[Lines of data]
-- Start --

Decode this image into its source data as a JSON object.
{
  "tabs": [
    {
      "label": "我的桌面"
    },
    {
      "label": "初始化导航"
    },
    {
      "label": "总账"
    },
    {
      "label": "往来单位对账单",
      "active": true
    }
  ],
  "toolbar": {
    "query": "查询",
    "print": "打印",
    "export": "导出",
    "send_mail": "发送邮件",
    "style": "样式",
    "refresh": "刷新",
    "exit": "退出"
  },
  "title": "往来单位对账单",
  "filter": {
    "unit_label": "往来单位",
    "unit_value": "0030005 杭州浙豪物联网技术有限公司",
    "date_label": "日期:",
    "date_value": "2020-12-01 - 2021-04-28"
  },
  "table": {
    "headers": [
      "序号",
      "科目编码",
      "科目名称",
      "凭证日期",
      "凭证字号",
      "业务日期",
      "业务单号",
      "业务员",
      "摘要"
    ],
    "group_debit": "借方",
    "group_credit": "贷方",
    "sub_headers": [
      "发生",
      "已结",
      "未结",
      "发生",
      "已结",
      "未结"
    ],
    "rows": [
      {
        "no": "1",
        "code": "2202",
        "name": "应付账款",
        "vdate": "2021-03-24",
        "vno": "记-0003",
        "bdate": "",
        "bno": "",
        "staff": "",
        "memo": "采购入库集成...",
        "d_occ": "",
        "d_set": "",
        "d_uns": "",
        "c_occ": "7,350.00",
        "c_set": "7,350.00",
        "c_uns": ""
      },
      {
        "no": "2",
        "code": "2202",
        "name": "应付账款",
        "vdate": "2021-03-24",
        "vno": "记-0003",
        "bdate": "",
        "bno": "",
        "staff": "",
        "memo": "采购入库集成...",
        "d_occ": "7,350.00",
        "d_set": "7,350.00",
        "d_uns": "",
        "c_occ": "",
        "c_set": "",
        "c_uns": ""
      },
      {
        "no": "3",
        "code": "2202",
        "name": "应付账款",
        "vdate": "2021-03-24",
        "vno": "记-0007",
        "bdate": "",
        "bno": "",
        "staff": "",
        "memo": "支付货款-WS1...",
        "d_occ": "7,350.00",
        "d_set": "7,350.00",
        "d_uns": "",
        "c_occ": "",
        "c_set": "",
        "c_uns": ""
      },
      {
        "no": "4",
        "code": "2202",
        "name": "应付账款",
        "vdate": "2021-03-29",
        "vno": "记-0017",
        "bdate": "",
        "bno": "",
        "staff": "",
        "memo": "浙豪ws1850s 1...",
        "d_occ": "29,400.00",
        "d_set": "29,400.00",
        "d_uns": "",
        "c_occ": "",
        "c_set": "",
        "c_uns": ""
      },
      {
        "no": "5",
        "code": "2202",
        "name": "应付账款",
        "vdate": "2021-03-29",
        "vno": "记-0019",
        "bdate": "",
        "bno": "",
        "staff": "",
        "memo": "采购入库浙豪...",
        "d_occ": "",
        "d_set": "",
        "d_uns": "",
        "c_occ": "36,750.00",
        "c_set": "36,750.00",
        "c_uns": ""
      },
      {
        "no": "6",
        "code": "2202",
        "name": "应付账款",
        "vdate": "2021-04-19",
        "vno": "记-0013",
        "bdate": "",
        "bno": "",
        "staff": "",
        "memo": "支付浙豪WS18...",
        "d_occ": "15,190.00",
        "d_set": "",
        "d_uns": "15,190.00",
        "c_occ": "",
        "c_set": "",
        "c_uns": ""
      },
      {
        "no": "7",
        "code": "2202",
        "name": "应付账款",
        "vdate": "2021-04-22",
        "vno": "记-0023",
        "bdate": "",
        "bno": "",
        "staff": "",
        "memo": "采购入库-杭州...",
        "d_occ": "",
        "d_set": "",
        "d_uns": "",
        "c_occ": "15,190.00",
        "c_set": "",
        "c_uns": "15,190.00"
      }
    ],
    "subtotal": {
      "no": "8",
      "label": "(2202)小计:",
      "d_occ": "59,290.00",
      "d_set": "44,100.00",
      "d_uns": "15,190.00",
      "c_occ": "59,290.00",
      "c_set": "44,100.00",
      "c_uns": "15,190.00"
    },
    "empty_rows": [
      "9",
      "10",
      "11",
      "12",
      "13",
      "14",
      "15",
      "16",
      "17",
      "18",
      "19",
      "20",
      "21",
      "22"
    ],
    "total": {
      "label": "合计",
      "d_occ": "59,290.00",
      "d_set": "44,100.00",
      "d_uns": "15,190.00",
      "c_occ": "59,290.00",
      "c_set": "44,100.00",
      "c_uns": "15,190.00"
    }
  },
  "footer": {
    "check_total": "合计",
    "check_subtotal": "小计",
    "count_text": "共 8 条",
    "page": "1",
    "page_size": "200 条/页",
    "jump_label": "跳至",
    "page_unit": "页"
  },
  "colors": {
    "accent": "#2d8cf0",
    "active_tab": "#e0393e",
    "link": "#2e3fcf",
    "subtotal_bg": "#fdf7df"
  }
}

-- End --

Given request: Return all of the data word for word.

Expected output:
Decode this image into its source data as a JSON object.
{
  "tabs": [
    {
      "label": "我的桌面"
    },
    {
      "label": "初始化导航"
    },
    {
      "label": "总账"
    },
    {
      "label": "往来单位对账单",
      "active": true
    }
  ],
  "toolbar": {
    "query": "查询",
    "print": "打印",
    "export": "导出",
    "send_mail": "发送邮件",
    "style": "样式",
    "refresh": "刷新",
    "exit": "退出"
  },
  "title": "往来单位对账单",
  "filter": {
    "unit_label": "往来单位",
    "unit_value": "0030005 杭州浙豪物联网技术有限公司",
    "date_label": "日期:",
    "date_value": "2020-12-01 - 2021-04-28"
  },
  "table": {
    "headers": [
      "序号",
      "科目编码",
      "科目名称",
      "凭证日期",
      "凭证字号",
      "业务日期",
      "业务单号",
      "业务员",
      "摘要"
    ],
    "group_debit": "借方",
    "group_credit": "贷方",
    "sub_headers": [
      "发生",
      "已结",
      "未结",
      "发生",
      "已结",
      "未结"
    ],
    "rows": [
      {
        "no": "1",
        "code": "2202",
        "name": "应付账款",
        "vdate": "2021-03-24",
        "vno": "记-0003",
        "bdate": "",
        "bno": "",
        "staff": "",
        "memo": "采购入库集成...",
        "d_occ": "",
        "d_set": "",
        "d_uns": "",
        "c_occ": "7,350.00",
        "c_set": "7,350.00",
        "c_uns": ""
      },
      {
        "no": "2",
        "code": "2202",
        "name": "应付账款",
        "vdate": "2021-03-24",
        "vno": "记-0003",
        "bdate": "",
        "bno": "",
        "staff": "",
        "memo": "采购入库集成...",
        "d_occ": "7,350.00",
        "d_set": "7,350.00",
        "d_uns": "",
        "c_occ": "",
        "c_set": "",
        "c_uns": ""
      },
      {
        "no": "3",
        "code": "2202",
        "name": "应付账款",
        "vdate": "2021-03-24",
        "vno": "记-0007",
        "bdate": "",
        "bno": "",
        "staff": "",
        "memo": "支付货款-WS1...",
        "d_occ": "7,350.00",
        "d_set": "7,350.00",
        "d_uns": "",
        "c_occ": "",
        "c_set": "",
        "c_uns": ""
      },
      {
        "no": "4",
        "code": "2202",
        "name": "应付账款",
        "vdate": "2021-03-29",
        "vno": "记-0017",
        "bdate": "",
        "bno": "",
        "staff": "",
        "memo": "浙豪ws1850s 1...",
        "d_occ": "29,400.00",
        "d_set": "29,400.00",
        "d_uns": "",
        "c_occ": "",
        "c_set": "",
        "c_uns": ""
      },
      {
        "no": "5",
        "code": "2202",
        "name": "应付账款",
        "vdate": "2021-03-29",
        "vno": "记-0019",
        "bdate": "",
        "bno": "",
        "staff": "",
        "memo": "采购入库浙豪...",
        "d_occ": "",
        "d_set": "",
        "d_uns": "",
        "c_occ": "36,750.00",
        "c_set": "36,750.00",
        "c_uns": ""
      },
      {
        "no": "6",
        "code": "2202",
        "name": "应付账款",
        "vdate": "2021-04-19",
        "vno": "记-0013",
        "bdate": "",
        "bno": "",
        "staff": "",
        "memo": "支付浙豪WS18...",
        "d_occ": "15,190.00",
        "d_set": "",
        "d_uns": "15,190.00",
        "c_occ": "",
        "c_set": "",
        "c_uns": ""
      },
      {
        "no": "7",
        "code": "2202",
        "name": "应付账款",
        "vdate": "2021-04-22",
        "vno": "记-0023",
        "bdate": "",
        "bno": "",
        "staff": "",
        "memo": "采购入库-杭州...",
        "d_occ": "",
        "d_set": "",
        "d_uns": "",
        "c_occ": "15,190.00",
        "c_set": "",
        "c_uns": "15,190.00"
      }
    ],
    "subtotal": {
      "no": "8",
      "label": "(2202)小计:",
      "d_occ": "59,290.00",
      "d_set": "44,100.00",
      "d_uns": "15,190.00",
      "c_occ": "59,290.00",
      "c_set": "44,100.00",
      "c_uns": "15,190.00"
    },
    "empty_rows": [
      "9",
      "10",
      "11",
      "12",
      "13",
      "14",
      "15",
      "16",
      "17",
      "18",
      "19",
      "20",
      "21",
      "22"
    ],
    "total": {
      "label": "合计",
      "d_occ": "59,290.00",
      "d_set": "44,100.00",
      "d_uns": "15,190.00",
      "c_occ": "59,290.00",
      "c_set": "44,100.00",
      "c_uns": "15,190.00"
    }
  },
  "footer": {
    "check_total": "合计",
    "check_subtotal": "小计",
    "count_text": "共 8 条",
    "page": "1",
    "page_size": "200 条/页",
    "jump_label": "跳至",
    "page_unit": "页"
  },
  "colors": {
    "accent": "#2d8cf0",
    "active_tab": "#e0393e",
    "link": "#2e3fcf",
    "subtotal_bg": "#fdf7df"
  }
}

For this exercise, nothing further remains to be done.